[Task directions]:
Lines that include the word "Software" are the ones to copy.

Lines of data
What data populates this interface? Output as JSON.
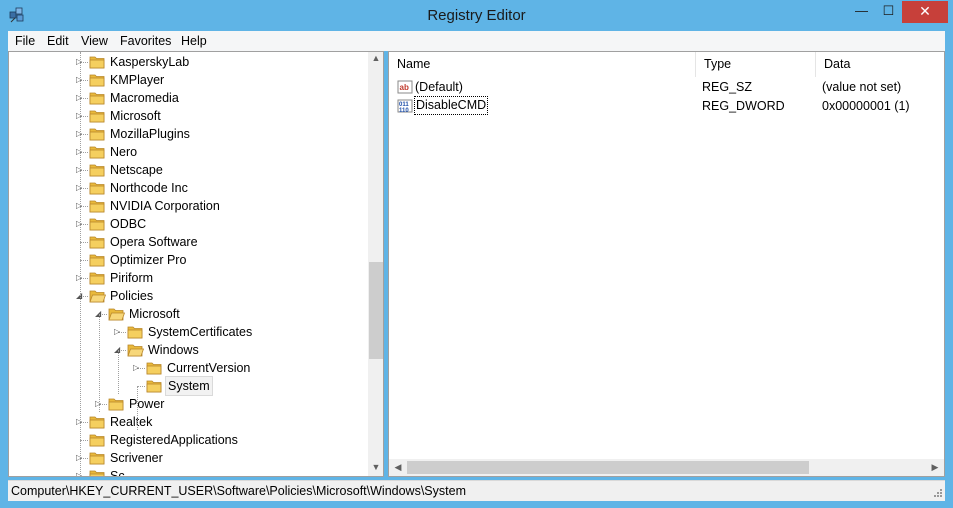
{
  "window": {
    "title": "Registry Editor",
    "minimize_label": "—",
    "maximize_label": "☐",
    "close_label": "✕"
  },
  "menu": [
    "File",
    "Edit",
    "View",
    "Favorites",
    "Help"
  ],
  "tree": [
    {
      "label": "KasperskyLab",
      "expandable": true
    },
    {
      "label": "KMPlayer",
      "expandable": true
    },
    {
      "label": "Macromedia",
      "expandable": true
    },
    {
      "label": "Microsoft",
      "expandable": true
    },
    {
      "label": "MozillaPlugins",
      "expandable": true
    },
    {
      "label": "Nero",
      "expandable": true
    },
    {
      "label": "Netscape",
      "expandable": true
    },
    {
      "label": "Northcode Inc",
      "expandable": true
    },
    {
      "label": "NVIDIA Corporation",
      "expandable": true
    },
    {
      "label": "ODBC",
      "expandable": true
    },
    {
      "label": "Opera Software",
      "expandable": false
    },
    {
      "label": "Optimizer Pro",
      "expandable": false
    },
    {
      "label": "Piriform",
      "expandable": true
    },
    {
      "label": "Policies",
      "expandable": true,
      "expanded": true
    },
    {
      "label": "Microsoft",
      "expandable": true,
      "expanded": true
    },
    {
      "label": "SystemCertificates",
      "expandable": true
    },
    {
      "label": "Windows",
      "expandable": true,
      "expanded": true
    },
    {
      "label": "CurrentVersion",
      "expandable": true
    },
    {
      "label": "System",
      "expandable": false,
      "selected": true
    },
    {
      "label": "Power",
      "expandable": true
    },
    {
      "label": "Realtek",
      "expandable": true
    },
    {
      "label": "RegisteredApplications",
      "expandable": false
    },
    {
      "label": "Scrivener",
      "expandable": true
    },
    {
      "label": "Sc...",
      "expandable": true
    }
  ],
  "columns": [
    "Name",
    "Type",
    "Data"
  ],
  "values": [
    {
      "name": "(Default)",
      "type": "REG_SZ",
      "data": "(value not set)",
      "icon": "string-value-icon"
    },
    {
      "name": "DisableCMD",
      "type": "REG_DWORD",
      "data": "0x00000001 (1)",
      "icon": "binary-value-icon"
    }
  ],
  "status": {
    "path": "Computer\\HKEY_CURRENT_USER\\Software\\Policies\\Microsoft\\Windows\\System"
  },
  "colors": {
    "titlebar": "#5fb4e6",
    "close_button": "#c7403a",
    "folder": "#f2c44d"
  }
}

[The completed task]:
      "label": "Opera Software",
    "path": "Computer\\HKEY_CURRENT_USER\\Software\\Policies\\Microsoft\\Windows\\System"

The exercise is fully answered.